TASKS TO CARRY OUT →
a - Output the stretch of the passage on Christmas celebrations from "The Catholic Encyclopedia" through "of Charles Dickens.", copied word for word.
b - Go on with the passage on Christmas celebrations, starting right after its final sentence.

━━━ EXTRACT PROVIDED ━━━

As Leslie Keeney notes elsewhere, the pagan festivals of light that were co-opted by Christmas celebrations point to a profound spiritual reality: a “metaphor of bringing light into darkness that made the celebration of the Winter Solstice and the birth of Christ such an easy partnership.” Lights and feasting and singing—we partake in this celebration, not as pagans embracing polytheistic spiritualism, but as Christians whose hope is in the transcendent God come down to us. However, in fear of cultural confusion, through the years many have sought to guard the parameters of Christmas celebration, to repair and refortify its breaches.
The Catholic Encyclopedia provides a rundown of the ecclesiastical decrees by turns requiring and forbidding Christmas fasting, allowing and disallowing festive games, authorizing or denying the use of decorative greenery. 17th century Christmas wars pitted Protestants against Catholic recusants, and many Reformers labeled Christmas trappings, “rags of the Beast.” Not until the Victorian era would Christmas merriment again become respectable, most notably driven by the work of Charles Dickens.
In the two thousand years since Christ’s birth, Christians continue to trace the joy of the Incarnation the best we know how. Church figures have popularized the nativity (St. Francis of Assisi) and carols (Prudentius); the laity and populace incorporated into Christmas celebrations evergreen trees (from Germany), the Yule-log (from Scandinavia), Santa Claus (a conglomeration of myriad sources, and turned American by nineteenth century cartoonist Thomas Nast).

━━━ MATERIAL SUPPLIED ━━━

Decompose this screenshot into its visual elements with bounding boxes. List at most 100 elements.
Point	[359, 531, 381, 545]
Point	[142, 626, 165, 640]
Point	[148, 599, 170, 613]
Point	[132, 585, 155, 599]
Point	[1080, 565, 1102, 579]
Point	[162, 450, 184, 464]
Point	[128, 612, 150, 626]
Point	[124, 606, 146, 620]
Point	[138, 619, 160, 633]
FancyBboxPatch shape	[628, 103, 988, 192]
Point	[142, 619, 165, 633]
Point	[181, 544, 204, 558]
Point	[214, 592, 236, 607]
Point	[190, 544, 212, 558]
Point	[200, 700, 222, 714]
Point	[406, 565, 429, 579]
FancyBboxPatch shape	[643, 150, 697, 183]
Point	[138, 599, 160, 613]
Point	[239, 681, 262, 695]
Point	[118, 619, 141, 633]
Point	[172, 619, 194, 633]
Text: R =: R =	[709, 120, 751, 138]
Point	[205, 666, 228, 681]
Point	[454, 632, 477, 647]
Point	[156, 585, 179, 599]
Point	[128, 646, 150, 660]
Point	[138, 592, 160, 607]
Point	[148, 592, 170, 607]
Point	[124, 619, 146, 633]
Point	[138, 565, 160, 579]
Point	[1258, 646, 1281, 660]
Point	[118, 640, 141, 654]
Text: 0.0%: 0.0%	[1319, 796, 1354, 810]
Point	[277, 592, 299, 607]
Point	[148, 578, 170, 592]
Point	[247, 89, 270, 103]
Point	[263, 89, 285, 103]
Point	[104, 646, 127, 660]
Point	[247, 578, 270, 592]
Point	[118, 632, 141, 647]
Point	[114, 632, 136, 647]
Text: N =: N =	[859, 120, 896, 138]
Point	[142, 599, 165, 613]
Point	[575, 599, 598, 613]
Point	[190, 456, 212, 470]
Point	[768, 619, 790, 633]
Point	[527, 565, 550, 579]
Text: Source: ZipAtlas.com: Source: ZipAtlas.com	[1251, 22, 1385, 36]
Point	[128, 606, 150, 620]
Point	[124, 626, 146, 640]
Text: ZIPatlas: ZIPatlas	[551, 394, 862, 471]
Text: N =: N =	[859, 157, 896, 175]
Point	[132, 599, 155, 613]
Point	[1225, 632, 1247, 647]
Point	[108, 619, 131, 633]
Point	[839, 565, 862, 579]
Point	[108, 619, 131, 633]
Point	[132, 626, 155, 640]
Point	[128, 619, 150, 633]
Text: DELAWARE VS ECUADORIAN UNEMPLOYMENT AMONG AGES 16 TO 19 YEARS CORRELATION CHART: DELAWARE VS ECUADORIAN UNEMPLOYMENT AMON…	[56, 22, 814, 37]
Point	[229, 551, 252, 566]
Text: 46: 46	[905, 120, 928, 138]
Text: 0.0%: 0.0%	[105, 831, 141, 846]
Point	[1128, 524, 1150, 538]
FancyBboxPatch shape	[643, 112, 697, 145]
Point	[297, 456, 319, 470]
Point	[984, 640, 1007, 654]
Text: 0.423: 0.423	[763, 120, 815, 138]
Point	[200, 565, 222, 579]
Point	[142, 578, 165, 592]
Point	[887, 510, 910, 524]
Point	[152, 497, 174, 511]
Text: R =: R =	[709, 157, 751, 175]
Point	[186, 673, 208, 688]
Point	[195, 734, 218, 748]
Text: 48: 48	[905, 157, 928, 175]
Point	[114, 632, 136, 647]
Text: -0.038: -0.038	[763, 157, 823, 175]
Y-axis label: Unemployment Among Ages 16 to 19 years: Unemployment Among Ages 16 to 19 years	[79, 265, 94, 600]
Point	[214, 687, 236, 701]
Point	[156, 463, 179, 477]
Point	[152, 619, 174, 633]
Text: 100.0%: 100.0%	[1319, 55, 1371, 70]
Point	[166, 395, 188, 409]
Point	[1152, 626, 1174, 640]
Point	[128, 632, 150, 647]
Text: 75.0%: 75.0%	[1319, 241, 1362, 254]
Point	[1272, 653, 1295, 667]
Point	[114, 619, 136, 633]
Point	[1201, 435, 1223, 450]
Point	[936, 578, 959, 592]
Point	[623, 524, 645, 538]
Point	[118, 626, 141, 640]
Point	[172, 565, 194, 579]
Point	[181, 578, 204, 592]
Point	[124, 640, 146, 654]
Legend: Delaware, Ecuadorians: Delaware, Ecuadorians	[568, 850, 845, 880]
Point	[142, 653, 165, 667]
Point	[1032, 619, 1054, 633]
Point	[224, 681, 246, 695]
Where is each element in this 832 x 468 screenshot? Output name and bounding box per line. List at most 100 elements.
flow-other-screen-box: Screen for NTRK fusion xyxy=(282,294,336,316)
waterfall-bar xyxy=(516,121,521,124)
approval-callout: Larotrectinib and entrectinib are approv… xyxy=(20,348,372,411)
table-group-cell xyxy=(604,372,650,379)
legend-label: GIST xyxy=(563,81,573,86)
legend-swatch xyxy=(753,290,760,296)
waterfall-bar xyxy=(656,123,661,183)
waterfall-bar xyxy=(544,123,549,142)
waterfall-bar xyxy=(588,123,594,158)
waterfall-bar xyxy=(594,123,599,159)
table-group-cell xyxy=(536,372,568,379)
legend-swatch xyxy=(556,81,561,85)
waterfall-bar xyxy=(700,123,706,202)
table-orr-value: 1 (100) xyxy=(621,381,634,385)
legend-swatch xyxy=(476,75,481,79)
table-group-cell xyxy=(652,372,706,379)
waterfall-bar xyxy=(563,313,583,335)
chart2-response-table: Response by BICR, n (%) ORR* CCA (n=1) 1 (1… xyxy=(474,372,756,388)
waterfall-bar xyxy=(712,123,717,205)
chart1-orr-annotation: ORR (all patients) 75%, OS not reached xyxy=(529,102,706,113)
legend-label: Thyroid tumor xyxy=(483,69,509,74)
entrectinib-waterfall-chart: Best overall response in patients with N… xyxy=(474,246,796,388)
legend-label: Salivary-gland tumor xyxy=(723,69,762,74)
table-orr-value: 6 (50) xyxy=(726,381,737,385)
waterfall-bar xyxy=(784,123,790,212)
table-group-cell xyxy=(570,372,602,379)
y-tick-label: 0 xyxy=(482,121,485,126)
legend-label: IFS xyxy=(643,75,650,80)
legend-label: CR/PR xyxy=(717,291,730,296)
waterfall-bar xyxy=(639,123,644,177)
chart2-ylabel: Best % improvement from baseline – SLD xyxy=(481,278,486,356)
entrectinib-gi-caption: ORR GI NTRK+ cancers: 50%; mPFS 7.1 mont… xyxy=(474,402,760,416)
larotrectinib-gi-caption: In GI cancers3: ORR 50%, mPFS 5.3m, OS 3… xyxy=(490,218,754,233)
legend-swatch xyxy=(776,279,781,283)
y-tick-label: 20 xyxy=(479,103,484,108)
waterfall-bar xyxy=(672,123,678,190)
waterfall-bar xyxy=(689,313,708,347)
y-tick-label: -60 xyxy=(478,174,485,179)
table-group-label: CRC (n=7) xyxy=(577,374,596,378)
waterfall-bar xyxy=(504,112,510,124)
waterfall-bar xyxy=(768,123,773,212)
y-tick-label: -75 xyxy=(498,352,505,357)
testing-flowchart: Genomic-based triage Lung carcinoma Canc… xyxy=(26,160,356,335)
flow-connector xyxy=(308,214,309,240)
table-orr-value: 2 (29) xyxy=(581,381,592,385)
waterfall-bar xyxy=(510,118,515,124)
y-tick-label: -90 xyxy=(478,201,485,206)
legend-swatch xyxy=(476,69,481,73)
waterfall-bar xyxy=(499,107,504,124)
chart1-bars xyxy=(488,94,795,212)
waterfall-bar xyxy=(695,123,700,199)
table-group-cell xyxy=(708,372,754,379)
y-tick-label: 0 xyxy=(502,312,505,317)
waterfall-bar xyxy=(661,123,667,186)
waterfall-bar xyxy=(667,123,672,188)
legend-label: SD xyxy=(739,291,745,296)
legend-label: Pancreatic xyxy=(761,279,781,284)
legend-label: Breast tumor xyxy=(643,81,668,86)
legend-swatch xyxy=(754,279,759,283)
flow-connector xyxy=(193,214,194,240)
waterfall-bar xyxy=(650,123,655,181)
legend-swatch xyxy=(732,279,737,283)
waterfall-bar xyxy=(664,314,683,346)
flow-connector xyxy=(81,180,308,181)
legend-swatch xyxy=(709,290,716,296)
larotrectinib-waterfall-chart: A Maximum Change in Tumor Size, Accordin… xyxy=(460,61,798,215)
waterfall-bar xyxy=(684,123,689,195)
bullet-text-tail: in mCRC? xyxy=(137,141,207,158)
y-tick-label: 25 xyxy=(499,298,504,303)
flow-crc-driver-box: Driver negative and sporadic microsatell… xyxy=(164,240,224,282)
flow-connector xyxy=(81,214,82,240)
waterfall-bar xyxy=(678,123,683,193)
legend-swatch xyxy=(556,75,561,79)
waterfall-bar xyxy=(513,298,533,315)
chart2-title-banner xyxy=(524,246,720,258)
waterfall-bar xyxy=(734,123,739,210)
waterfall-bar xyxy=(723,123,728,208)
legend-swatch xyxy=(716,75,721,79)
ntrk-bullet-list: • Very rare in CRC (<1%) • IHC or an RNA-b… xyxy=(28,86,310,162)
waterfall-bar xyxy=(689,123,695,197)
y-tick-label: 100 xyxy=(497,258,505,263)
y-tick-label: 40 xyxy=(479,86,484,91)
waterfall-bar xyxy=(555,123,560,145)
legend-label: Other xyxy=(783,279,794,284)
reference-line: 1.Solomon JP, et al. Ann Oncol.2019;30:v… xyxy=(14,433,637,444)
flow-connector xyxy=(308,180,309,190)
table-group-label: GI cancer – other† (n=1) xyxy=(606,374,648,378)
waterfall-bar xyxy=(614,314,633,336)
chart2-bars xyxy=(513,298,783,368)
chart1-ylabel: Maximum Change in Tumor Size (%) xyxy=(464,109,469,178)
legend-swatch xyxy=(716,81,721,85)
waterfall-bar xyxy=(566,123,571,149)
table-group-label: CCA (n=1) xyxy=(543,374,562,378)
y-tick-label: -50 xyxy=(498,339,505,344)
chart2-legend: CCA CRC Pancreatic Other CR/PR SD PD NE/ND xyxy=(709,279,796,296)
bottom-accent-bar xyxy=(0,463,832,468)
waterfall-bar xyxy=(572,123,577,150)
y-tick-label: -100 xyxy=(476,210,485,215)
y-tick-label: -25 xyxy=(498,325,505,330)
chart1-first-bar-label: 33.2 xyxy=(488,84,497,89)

━━━

ANSWERS FOR THIS EXERCISE →
a -
The Catholic Encyclopedia provides a rundown of the ecclesiastical decrees by turns requiring and forbidding Christmas fasting, allowing and disallowing festive games, authorizing or denying the use of decorative greenery. 17th century Christmas wars pitted Protestants against Catholic recusants, and many Reformers labeled Christmas trappings, “rags of the Beast.” Not until the Victorian era would Christmas merriment again become respectable, most notably driven by the work of Charles Dickens.

b -
In all these Christmas symbols and practices, in all their manifestations and iterations and alterations, we see humanity’s earnest, finite attempts to express the ineffable. The version of Christmas that we celebrate, in whatever cultural form it appears, is—to adapt George Mavrodes’ conception of morality today—“a twisted and distorted fact” that can only point beyond itself to an economy in which sacrifice and gift eclipse the old categories and assume primacy.This ultimate reality, God’s economy, is the ideal circle we valiantly yet in vain try to trace with our traditions each year. Our laughter and songs are a dim echo of the ultimate joy that will be ours. Our wrapped packages intimate at the greatest gift of all. Fellowship around the table shadows the ultimate provision God’s bounty has in store. To speak of mere rights and duties in such an economy, rules and regulations, is strangely out of place. We receive, and in turn we give, in anticipation of a time when gift and sacrifice are indeed the order of the day. For those with ears to hear, the orchestra of God’s faithfulness is ringing loudly, and our silly missteps and peccadillos are but a small and minor theme that God, in His grace, can even make part of His mellifluous symphony. So what if Rudolph mingles with the wise men?
No matter that our traditions change and fade, that they disappoint or are condemned by others. This Christmas, remember that we depend not on our traditions, but on what our traditions represent. We depend—every day—on the graciousness that poured out the transcendent into our broken, hurting, disordered world through the human, yet divine, child, who has begun to set it aright. However we may fail in our little human strivings to capture the infinite, to celebrate the sacred, to commemorate the holy, God has succeeded, even while He delights in watching us learn to walk.